Task brief: Print the entries that appear below, exactly as written and without their pictures.

Exercise data:
++++++++++
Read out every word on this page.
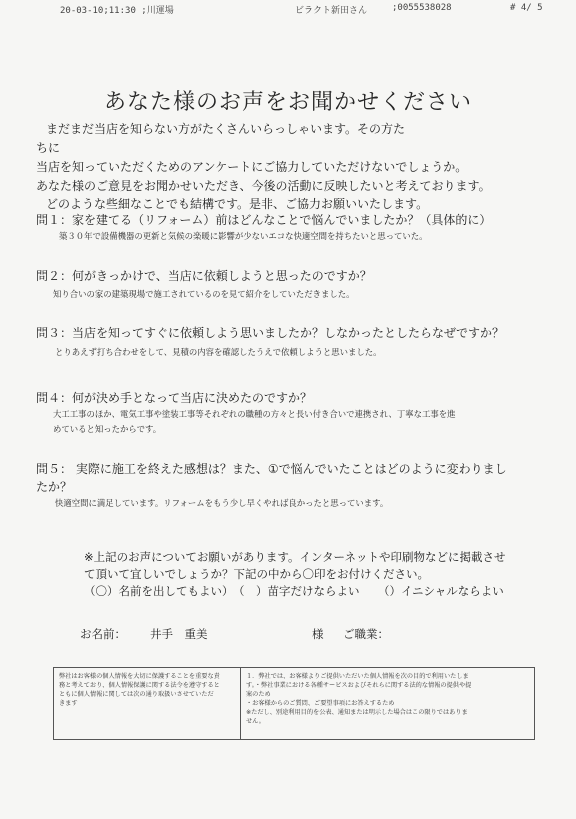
20-03-10;11:30 ;川運場	ビラクト新田さん	;0055538028	# 4/ 5
あなた様のお声をお聞かせください
まだまだ当店を知らない方がたくさんいらっしゃいます。その方た
ちに
当店を知っていただくためのアンケートにご協力していただけないでしょうか。
あなた様のご意見をお聞かせいただき、今後の活動に反映したいと考えております。
どのような些細なことでも結構です。是非、ご協力お願いいたします。
問１：家を建てる（リフォーム）前はどんなことで悩んでいましたか？（具体的に）
築３０年で設備機器の更新と気候の楽暖に影響が少ないエコな快適空間を持ちたいと思っていた。
問２：何がきっかけで、当店に依頼しようと思ったのですか？
知り合いの家の建築現場で施工されているのを見て紹介をしていただきました。
問３：当店を知ってすぐに依頼しよう思いましたか？しなかったとしたらなぜですか？
とりあえず打ち合わせをして、見積の内容を確認したうえで依頼しようと思いました。
問４：何が決め手となって当店に決めたのですか？
大工工事のほか、電気工事や塗装工事等それぞれの職種の方々と長い付き合いで連携され、丁寧な工事を進
めていると知ったからです。
問５： 実際に施工を終えた感想は？また、①で悩んでいたことはどのように変わりまし
たか？
快適空間に満足しています。リフォームをもう少し早くやれば良かったと思っています。
※上記のお声についてお願いがあります。インターネットや印刷物などに掲載させ
て頂いて宜しいでしょうか？下記の中から〇印をお付けください。
（〇）名前を出してもよい） （　）苗字だけならよい （）イニシャルならよい
お名前： 井手　重美	様 ご職業：
弊社はお客様の個人情報を大切に保護することを重要な責
務と考えており、個人情報保護に関する法令を遵守すると
ともに個人情報に関しては次の通り取扱いさせていただ
きます
１．弊社では、お客様よりご提供いただいた個人情報を次の目的で利用いたしま
す。・弊社事業における各種サービスおよびそれらに関する法的な情報の提供や提
案のため
・お客様からのご質問、ご要望事項にお答えするため
※ただし、別途利用目的を公表、通知または明示した場合はこの限りではありま
せん。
++++++++++
Correct answer:
Read out every word on this page.
20-03-10;11:30 ;川運場	ビラクト新田さん	;0055538028	# 4/ 5
あなた様のお声をお聞かせください
まだまだ当店を知らない方がたくさんいらっしゃいます。その方た
ちに
当店を知っていただくためのアンケートにご協力していただけないでしょうか。
あなた様のご意見をお聞かせいただき、今後の活動に反映したいと考えております。
どのような些細なことでも結構です。是非、ご協力お願いいたします。
問１：家を建てる（リフォーム）前はどんなことで悩んでいましたか？（具体的に）
築３０年で設備機器の更新と気候の楽暖に影響が少ないエコな快適空間を持ちたいと思っていた。
問２：何がきっかけで、当店に依頼しようと思ったのですか？
知り合いの家の建築現場で施工されているのを見て紹介をしていただきました。
問３：当店を知ってすぐに依頼しよう思いましたか？しなかったとしたらなぜですか？
とりあえず打ち合わせをして、見積の内容を確認したうえで依頼しようと思いました。
問４：何が決め手となって当店に決めたのですか？
大工工事のほか、電気工事や塗装工事等それぞれの職種の方々と長い付き合いで連携され、丁寧な工事を進
めていると知ったからです。
問５： 実際に施工を終えた感想は？また、①で悩んでいたことはどのように変わりまし
たか？
快適空間に満足しています。リフォームをもう少し早くやれば良かったと思っています。
※上記のお声についてお願いがあります。インターネットや印刷物などに掲載させ
て頂いて宜しいでしょうか？下記の中から〇印をお付けください。
（〇）名前を出してもよい） （　）苗字だけならよい （）イニシャルならよい
お名前： 井手　重美	様 ご職業：
弊社はお客様の個人情報を大切に保護することを重要な責
務と考えており、個人情報保護に関する法令を遵守すると
ともに個人情報に関しては次の通り取扱いさせていただ
きます
１．弊社では、お客様よりご提供いただいた個人情報を次の目的で利用いたしま
す。・弊社事業における各種サービスおよびそれらに関する法的な情報の提供や提
案のため
・お客様からのご質問、ご要望事項にお答えするため
※ただし、別途利用目的を公表、通知または明示した場合はこの限りではありま
せん。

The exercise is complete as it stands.